_작업 목표_
"Localize all elements." 문구가 있는 줄부터 "line-number: 54 <box>19 794 32 806</box>" 문구가 있는 줄까지 목록을 다시 적으세요. "doc-comment-line" 부분만 "comment-line" 표현으로 바꾸고 나머지는 그대로 두세요.

───── 제공 데이터

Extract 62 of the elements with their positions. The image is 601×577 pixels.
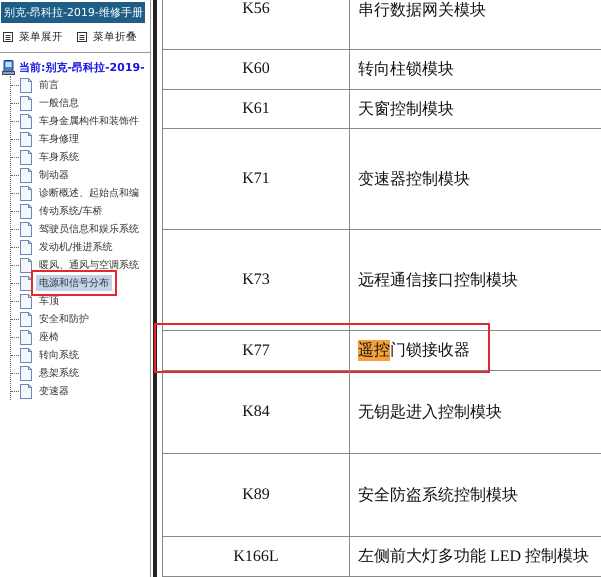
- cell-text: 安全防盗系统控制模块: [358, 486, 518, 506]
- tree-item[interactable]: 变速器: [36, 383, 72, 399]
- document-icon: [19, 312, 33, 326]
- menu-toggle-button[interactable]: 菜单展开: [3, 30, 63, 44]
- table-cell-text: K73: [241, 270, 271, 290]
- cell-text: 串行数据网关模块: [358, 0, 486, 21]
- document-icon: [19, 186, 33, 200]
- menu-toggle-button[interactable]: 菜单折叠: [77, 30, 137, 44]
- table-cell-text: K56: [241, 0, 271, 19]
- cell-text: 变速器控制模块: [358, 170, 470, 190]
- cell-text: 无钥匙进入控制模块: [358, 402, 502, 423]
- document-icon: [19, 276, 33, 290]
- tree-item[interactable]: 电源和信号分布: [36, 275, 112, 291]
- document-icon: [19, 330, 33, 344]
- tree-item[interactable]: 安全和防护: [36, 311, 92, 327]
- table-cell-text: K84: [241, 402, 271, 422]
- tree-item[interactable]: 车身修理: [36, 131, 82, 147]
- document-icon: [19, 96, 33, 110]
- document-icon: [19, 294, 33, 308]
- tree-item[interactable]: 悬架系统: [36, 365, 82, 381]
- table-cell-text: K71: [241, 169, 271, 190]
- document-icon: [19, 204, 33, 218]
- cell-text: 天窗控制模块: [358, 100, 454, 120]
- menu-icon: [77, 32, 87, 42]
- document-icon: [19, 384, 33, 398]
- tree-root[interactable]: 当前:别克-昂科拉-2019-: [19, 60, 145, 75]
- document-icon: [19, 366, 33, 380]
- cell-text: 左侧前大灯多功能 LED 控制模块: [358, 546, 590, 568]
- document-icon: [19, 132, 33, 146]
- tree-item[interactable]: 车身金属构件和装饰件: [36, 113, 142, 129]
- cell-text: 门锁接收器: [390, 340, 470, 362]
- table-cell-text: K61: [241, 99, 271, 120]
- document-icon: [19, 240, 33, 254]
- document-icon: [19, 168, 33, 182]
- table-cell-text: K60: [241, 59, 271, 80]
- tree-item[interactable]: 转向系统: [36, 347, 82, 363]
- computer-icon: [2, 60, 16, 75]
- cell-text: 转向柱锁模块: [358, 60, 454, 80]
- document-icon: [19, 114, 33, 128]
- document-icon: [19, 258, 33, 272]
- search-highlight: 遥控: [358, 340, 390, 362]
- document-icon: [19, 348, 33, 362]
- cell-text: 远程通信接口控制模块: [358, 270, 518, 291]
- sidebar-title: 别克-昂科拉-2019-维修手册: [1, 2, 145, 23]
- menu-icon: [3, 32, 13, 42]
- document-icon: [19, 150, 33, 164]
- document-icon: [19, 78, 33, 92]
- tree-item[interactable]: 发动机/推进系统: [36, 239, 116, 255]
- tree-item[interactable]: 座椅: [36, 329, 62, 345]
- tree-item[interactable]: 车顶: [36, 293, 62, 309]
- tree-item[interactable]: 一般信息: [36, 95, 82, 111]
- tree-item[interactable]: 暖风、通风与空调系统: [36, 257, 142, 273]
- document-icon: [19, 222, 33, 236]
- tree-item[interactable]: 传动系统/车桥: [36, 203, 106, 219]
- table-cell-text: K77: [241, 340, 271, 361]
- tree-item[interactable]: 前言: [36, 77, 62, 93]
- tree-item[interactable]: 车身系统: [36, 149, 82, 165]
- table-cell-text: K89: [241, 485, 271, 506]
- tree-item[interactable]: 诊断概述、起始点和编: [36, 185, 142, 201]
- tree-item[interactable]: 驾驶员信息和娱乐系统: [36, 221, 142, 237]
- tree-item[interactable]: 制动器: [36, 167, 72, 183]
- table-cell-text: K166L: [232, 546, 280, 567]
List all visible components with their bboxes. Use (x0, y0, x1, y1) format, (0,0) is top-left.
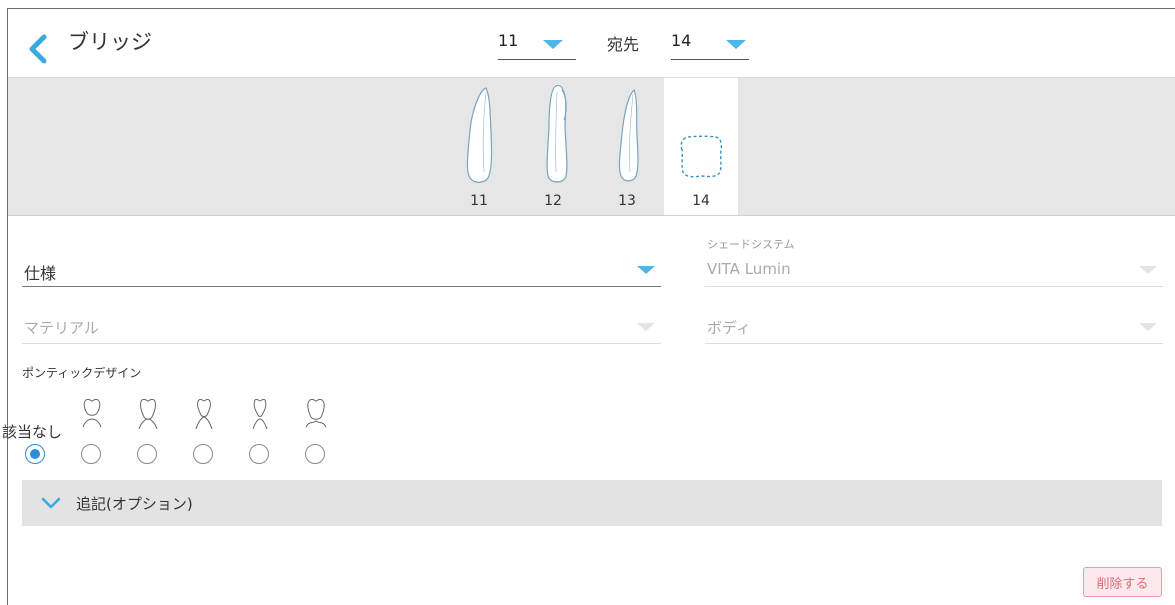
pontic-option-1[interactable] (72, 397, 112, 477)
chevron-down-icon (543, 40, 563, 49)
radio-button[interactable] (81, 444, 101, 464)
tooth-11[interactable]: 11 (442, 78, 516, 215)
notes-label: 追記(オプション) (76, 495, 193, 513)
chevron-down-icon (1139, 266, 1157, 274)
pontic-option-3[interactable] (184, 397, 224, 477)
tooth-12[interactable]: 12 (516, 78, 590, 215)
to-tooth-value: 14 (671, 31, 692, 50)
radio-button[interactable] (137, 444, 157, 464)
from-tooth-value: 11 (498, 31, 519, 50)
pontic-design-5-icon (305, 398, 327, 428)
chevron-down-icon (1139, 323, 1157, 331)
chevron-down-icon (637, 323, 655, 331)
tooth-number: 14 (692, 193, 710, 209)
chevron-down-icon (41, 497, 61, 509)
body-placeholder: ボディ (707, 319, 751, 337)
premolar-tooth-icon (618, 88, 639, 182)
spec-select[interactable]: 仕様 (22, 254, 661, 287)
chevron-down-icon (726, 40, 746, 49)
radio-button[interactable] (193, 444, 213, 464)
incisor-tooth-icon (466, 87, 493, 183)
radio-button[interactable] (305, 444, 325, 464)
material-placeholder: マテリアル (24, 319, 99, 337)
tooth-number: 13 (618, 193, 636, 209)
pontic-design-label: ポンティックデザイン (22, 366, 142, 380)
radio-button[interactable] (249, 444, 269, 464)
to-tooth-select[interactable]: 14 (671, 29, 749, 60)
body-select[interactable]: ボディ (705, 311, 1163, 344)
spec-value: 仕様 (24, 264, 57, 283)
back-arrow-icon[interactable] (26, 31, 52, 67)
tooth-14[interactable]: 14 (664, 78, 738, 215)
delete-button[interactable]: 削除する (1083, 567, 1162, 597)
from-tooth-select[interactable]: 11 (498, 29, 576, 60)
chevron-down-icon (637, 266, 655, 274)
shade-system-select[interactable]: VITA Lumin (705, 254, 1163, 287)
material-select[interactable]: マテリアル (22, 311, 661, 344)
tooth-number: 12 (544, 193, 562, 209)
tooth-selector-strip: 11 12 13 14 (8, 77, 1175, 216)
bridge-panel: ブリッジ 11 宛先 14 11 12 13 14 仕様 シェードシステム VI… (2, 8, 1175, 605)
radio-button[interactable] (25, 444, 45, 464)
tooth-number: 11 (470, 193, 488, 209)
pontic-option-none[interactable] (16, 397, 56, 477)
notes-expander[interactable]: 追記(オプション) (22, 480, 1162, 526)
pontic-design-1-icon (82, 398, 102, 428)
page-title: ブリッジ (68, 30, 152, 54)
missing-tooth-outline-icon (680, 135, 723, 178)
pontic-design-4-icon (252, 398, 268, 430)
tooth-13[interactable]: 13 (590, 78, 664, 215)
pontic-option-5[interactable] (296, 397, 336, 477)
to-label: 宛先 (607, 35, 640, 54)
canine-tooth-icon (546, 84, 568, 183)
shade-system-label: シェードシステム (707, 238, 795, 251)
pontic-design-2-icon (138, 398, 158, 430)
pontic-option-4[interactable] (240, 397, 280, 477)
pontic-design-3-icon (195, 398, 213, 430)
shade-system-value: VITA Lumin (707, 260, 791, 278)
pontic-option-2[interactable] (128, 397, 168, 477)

──────────
───── 제공 데이터

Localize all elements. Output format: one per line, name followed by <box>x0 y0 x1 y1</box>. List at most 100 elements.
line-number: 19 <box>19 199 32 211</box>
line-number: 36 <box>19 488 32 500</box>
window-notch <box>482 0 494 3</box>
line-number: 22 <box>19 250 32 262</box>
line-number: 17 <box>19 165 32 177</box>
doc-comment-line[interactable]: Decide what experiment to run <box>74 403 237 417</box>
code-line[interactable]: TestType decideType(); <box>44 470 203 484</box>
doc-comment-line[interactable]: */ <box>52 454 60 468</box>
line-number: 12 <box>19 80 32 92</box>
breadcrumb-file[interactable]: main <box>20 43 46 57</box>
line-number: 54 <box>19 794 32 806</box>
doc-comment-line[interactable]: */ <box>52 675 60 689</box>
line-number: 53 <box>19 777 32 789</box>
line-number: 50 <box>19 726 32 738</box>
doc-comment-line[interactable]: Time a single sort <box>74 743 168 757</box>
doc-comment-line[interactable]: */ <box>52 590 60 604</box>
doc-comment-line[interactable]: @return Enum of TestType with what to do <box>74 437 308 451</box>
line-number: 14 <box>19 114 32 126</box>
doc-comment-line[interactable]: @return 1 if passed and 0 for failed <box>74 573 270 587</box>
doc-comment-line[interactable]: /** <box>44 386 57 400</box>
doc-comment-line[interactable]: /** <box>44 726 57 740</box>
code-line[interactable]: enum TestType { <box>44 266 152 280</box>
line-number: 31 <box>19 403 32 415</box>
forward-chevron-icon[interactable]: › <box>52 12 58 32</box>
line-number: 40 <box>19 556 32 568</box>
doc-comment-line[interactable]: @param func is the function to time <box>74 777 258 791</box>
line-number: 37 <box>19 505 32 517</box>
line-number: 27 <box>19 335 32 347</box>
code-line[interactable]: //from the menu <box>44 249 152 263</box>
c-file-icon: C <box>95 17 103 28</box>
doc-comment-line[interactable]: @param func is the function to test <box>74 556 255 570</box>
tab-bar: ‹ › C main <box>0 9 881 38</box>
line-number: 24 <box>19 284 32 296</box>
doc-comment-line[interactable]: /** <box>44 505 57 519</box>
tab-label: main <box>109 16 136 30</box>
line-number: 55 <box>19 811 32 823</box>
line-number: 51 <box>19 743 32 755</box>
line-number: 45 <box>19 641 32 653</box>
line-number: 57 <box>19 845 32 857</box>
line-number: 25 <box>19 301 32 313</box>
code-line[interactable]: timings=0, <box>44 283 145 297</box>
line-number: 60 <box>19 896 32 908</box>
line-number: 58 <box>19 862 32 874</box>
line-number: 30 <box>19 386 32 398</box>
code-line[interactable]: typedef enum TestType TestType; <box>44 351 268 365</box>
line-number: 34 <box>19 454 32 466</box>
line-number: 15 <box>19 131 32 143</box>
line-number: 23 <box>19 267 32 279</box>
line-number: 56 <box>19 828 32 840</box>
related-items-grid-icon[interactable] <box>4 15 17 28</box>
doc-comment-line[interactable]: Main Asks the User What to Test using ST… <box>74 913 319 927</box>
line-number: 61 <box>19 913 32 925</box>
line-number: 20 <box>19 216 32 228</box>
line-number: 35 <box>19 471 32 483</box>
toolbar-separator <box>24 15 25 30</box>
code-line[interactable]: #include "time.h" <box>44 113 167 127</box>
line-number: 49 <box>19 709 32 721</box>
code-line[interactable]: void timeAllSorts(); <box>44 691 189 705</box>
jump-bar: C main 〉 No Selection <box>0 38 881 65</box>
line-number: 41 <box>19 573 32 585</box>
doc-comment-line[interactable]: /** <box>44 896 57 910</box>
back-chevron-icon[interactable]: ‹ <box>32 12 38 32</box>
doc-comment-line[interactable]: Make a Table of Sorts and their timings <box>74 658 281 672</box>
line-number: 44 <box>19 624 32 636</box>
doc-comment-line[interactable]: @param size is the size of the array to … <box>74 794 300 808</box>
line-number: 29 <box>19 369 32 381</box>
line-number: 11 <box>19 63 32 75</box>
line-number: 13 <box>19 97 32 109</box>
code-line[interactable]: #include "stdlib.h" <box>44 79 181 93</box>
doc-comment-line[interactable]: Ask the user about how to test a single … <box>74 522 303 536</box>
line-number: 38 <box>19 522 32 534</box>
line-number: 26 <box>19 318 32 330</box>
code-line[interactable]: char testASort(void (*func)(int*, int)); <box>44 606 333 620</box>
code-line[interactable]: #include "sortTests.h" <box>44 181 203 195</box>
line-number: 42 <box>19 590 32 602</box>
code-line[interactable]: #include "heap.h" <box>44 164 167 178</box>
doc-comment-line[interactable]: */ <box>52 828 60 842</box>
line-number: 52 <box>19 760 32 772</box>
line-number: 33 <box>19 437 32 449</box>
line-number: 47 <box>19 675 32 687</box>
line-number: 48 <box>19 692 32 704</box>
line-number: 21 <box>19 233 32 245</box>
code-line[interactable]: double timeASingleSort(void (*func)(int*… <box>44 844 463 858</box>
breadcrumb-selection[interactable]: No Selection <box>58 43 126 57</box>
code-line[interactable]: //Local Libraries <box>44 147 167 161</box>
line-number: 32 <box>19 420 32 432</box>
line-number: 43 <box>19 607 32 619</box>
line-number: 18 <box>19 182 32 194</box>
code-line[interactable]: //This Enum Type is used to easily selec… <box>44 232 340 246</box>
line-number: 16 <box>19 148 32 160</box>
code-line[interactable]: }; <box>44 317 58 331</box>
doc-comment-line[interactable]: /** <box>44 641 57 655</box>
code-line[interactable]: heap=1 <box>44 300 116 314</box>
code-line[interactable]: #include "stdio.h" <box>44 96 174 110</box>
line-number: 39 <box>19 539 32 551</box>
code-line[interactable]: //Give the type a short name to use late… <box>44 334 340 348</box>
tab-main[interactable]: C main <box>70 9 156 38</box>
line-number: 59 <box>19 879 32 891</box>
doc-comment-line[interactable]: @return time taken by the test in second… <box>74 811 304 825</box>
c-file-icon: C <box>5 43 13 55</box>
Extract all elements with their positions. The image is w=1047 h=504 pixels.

──────────
───── 제공 데이터

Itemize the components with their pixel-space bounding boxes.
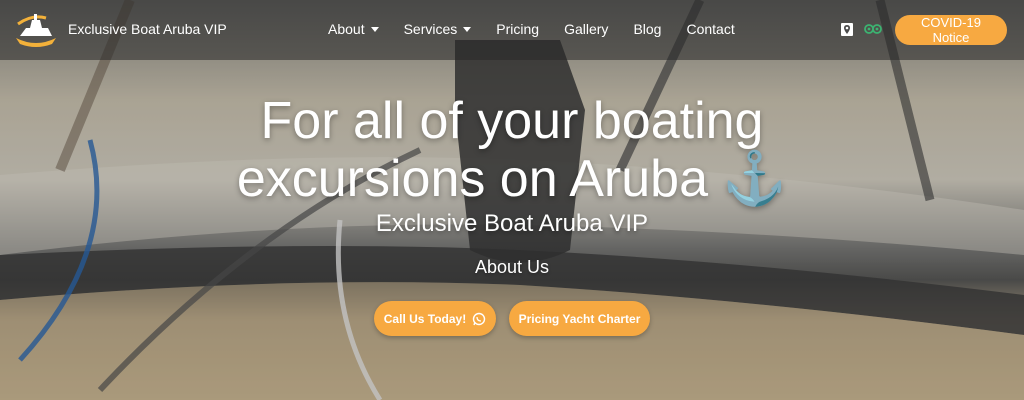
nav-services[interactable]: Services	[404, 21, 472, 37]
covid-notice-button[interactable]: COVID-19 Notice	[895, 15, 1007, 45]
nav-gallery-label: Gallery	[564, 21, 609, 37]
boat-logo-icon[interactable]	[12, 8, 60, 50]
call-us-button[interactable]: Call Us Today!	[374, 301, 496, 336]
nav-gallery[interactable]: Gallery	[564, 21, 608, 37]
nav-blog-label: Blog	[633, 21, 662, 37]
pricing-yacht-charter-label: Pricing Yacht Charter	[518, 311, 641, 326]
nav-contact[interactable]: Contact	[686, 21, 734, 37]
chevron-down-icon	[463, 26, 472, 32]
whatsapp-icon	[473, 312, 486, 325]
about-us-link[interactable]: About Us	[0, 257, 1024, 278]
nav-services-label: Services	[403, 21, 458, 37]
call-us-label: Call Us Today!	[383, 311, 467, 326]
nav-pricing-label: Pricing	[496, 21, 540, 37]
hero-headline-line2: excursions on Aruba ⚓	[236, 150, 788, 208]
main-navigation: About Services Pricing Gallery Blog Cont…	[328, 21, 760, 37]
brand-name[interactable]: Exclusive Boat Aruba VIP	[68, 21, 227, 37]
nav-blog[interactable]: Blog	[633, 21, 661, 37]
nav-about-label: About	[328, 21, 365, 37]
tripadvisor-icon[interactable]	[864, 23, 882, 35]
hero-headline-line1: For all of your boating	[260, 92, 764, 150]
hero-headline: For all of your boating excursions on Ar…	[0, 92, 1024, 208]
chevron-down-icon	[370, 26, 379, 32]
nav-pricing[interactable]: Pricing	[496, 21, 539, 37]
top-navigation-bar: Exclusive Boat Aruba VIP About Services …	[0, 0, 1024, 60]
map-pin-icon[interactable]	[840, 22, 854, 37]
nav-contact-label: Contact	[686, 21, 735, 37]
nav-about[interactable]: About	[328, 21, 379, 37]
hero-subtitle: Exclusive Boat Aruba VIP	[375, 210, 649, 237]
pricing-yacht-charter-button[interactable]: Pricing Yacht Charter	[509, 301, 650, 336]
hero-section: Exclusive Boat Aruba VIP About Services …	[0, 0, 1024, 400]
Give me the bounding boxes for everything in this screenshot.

──────────

_응답_
Localize all elements. Output format: one per line, name followed by <box>x0 y0 x1 y1</box>. List at most 100 elements.
line-number: 19 <box>19 199 32 211</box>
line-number: 36 <box>19 488 32 500</box>
window-notch <box>482 0 494 3</box>
line-number: 22 <box>19 250 32 262</box>
line-number: 17 <box>19 165 32 177</box>
comment-line[interactable]: Decide what experiment to run <box>74 403 237 417</box>
code-line[interactable]: TestType decideType(); <box>44 470 203 484</box>
comment-line[interactable]: */ <box>52 454 60 468</box>
line-number: 12 <box>19 80 32 92</box>
breadcrumb-file[interactable]: main <box>20 43 46 57</box>
line-number: 54 <box>19 794 32 806</box>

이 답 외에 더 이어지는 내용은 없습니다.